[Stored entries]
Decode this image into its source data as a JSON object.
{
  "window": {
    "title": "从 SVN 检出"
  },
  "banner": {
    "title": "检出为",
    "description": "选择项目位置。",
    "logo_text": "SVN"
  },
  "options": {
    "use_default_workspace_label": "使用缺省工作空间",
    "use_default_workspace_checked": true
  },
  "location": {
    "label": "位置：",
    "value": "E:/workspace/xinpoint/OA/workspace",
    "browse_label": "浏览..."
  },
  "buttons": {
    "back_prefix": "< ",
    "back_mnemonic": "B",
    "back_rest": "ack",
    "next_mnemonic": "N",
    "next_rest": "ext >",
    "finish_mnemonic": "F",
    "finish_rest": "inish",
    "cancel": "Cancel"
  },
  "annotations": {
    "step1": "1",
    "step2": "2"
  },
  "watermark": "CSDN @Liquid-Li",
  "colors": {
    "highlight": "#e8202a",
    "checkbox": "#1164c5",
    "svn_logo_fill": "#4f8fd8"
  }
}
* * *
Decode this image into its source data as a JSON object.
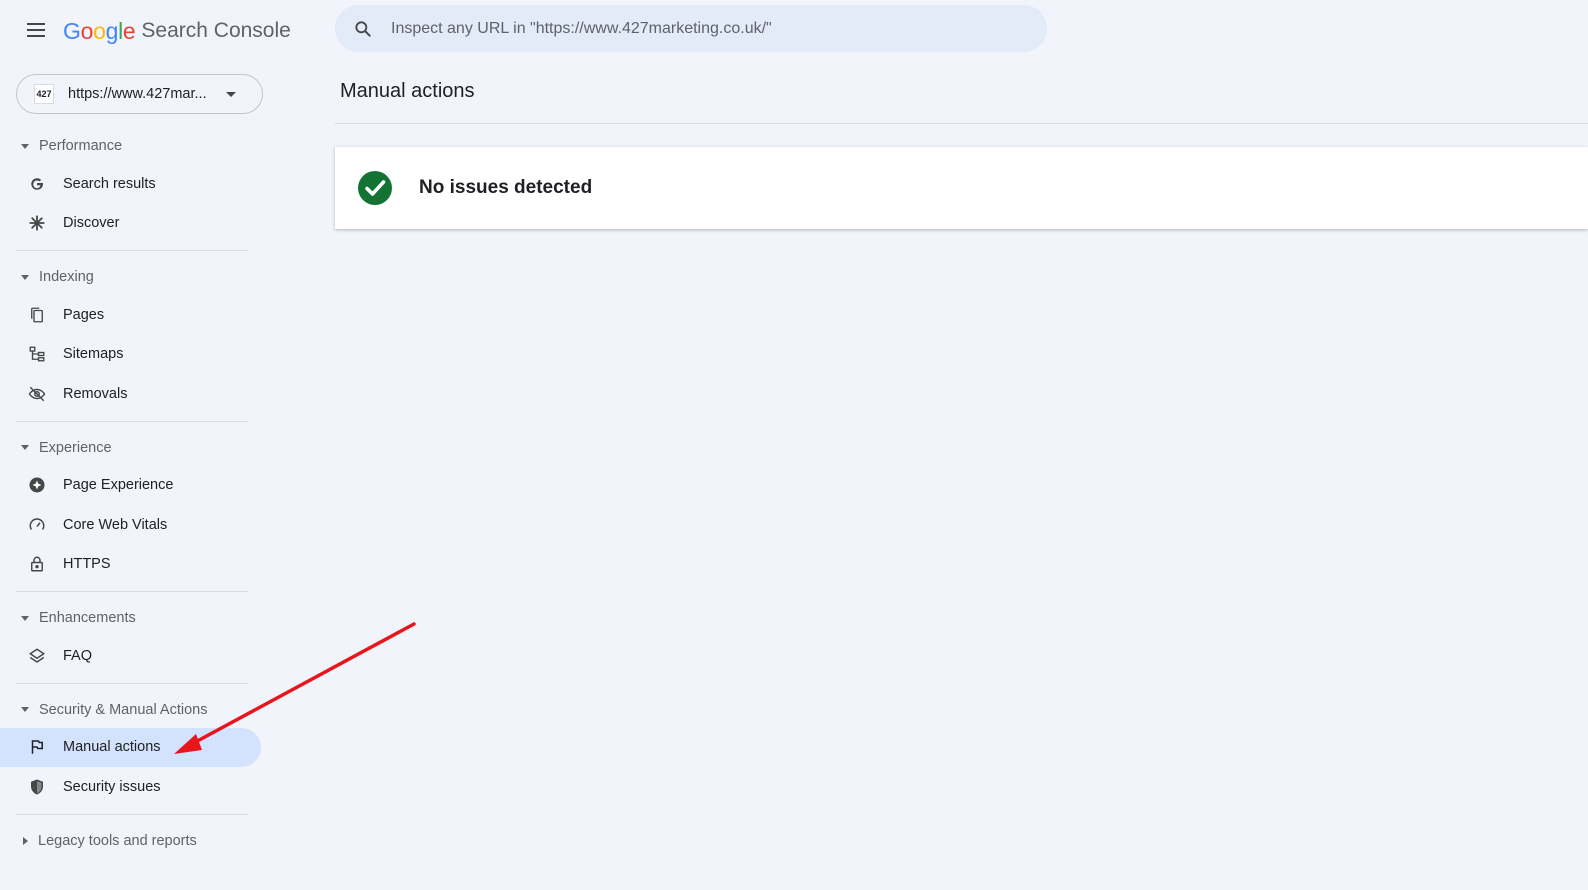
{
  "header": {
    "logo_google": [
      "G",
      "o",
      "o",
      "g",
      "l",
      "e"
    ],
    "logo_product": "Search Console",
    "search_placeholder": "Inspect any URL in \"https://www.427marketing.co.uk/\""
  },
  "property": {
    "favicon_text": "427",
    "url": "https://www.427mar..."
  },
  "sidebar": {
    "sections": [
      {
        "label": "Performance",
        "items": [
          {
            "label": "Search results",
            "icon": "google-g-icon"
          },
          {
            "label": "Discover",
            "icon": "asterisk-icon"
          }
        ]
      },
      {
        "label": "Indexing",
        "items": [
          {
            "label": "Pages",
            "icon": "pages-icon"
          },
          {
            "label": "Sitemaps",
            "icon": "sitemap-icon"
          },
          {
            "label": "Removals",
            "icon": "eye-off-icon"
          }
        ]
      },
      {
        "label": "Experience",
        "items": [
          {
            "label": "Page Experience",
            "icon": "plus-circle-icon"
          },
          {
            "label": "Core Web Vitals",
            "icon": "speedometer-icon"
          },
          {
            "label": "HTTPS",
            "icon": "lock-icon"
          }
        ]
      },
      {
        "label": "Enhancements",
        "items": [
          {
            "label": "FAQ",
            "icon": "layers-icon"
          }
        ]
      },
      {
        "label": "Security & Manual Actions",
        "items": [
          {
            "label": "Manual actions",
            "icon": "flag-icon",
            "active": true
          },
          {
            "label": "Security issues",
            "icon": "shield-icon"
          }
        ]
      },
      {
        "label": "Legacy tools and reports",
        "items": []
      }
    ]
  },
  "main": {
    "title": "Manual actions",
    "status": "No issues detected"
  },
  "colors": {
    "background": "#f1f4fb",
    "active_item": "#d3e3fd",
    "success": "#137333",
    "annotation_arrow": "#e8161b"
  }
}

DO THIS: In how many lines of the data does the string "Security" appear? Give only the number.

THE SOLUTION: 2